----- Dataset excerpts
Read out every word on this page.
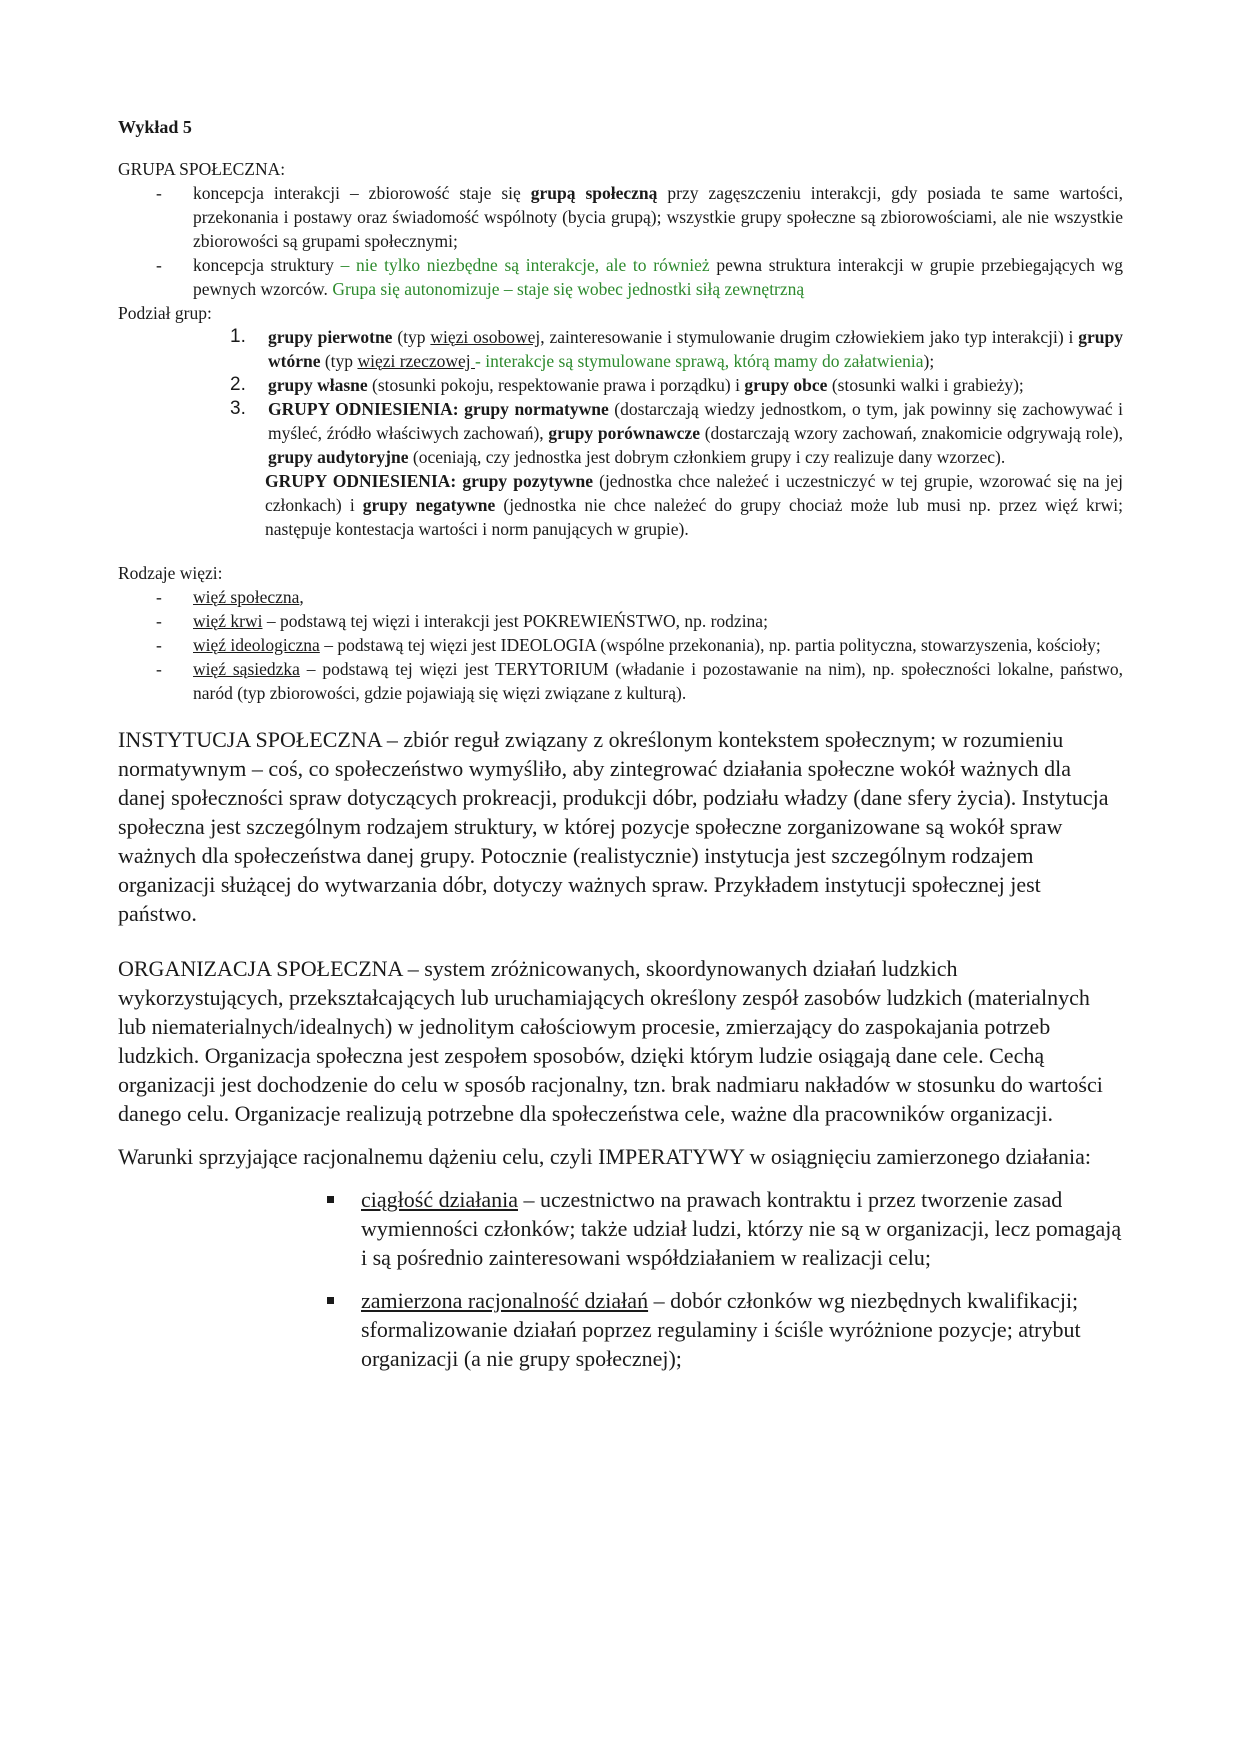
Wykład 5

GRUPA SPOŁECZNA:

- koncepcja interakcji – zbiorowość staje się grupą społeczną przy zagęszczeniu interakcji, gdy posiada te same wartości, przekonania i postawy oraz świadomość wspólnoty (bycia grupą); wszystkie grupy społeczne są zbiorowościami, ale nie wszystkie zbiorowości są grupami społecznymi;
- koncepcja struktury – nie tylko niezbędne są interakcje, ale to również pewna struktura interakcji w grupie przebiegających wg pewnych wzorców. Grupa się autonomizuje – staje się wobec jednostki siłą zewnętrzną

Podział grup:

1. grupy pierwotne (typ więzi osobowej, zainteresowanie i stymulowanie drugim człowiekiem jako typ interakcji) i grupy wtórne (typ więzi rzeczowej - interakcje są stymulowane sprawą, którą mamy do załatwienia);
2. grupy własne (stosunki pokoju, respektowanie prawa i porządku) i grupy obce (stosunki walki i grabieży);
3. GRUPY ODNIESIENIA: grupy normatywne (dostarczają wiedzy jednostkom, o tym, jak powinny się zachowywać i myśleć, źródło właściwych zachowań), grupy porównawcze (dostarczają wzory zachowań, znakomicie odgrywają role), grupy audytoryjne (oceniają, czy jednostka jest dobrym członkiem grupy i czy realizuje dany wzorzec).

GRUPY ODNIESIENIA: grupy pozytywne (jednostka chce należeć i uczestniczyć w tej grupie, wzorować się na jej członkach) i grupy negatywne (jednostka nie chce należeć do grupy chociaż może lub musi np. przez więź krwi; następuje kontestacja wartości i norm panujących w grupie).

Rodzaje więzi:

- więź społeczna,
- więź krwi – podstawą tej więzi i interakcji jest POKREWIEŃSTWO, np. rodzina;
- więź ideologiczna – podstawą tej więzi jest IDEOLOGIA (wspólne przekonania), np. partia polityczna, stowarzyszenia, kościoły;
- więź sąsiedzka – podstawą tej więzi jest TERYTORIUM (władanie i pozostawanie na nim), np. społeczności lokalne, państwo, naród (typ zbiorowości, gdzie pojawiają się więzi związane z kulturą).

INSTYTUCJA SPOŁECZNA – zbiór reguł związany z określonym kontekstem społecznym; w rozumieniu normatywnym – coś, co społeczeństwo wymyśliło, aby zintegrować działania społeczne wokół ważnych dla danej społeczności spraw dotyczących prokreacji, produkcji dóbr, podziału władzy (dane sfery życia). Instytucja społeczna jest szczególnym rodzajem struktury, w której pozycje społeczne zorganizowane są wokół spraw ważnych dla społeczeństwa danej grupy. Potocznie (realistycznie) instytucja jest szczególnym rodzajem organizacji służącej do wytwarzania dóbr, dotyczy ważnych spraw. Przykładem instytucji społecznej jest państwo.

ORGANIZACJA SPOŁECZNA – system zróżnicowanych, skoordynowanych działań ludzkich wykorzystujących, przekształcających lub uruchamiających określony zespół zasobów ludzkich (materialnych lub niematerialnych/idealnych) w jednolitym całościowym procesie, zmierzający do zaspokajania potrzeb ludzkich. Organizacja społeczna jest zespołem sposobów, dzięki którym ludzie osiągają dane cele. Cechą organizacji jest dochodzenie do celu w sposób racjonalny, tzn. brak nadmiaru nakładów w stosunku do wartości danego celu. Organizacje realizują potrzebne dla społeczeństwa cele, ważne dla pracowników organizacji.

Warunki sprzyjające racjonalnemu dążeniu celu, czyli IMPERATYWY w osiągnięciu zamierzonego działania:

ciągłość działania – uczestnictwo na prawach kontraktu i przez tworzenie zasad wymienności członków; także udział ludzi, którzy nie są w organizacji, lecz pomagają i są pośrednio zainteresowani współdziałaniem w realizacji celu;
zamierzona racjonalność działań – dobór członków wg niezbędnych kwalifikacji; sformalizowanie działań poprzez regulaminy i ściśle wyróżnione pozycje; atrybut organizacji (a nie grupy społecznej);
----------
What you are asked to do – Look through the listing above. Pick out each line with "przekonania" and copy it.

Answer to the problem –
- koncepcja interakcji – zbiorowość staje się grupą społeczną przy zagęszczeniu interakcji, gdy posiada te same wartości, przekonania i postawy oraz świadomość wspólnoty (bycia grupą); wszystkie grupy społeczne są zbiorowościami, ale nie wszystkie zbiorowości są grupami społecznymi;
- więź ideologiczna – podstawą tej więzi jest IDEOLOGIA (wspólne przekonania), np. partia polityczna, stowarzyszenia, kościoły;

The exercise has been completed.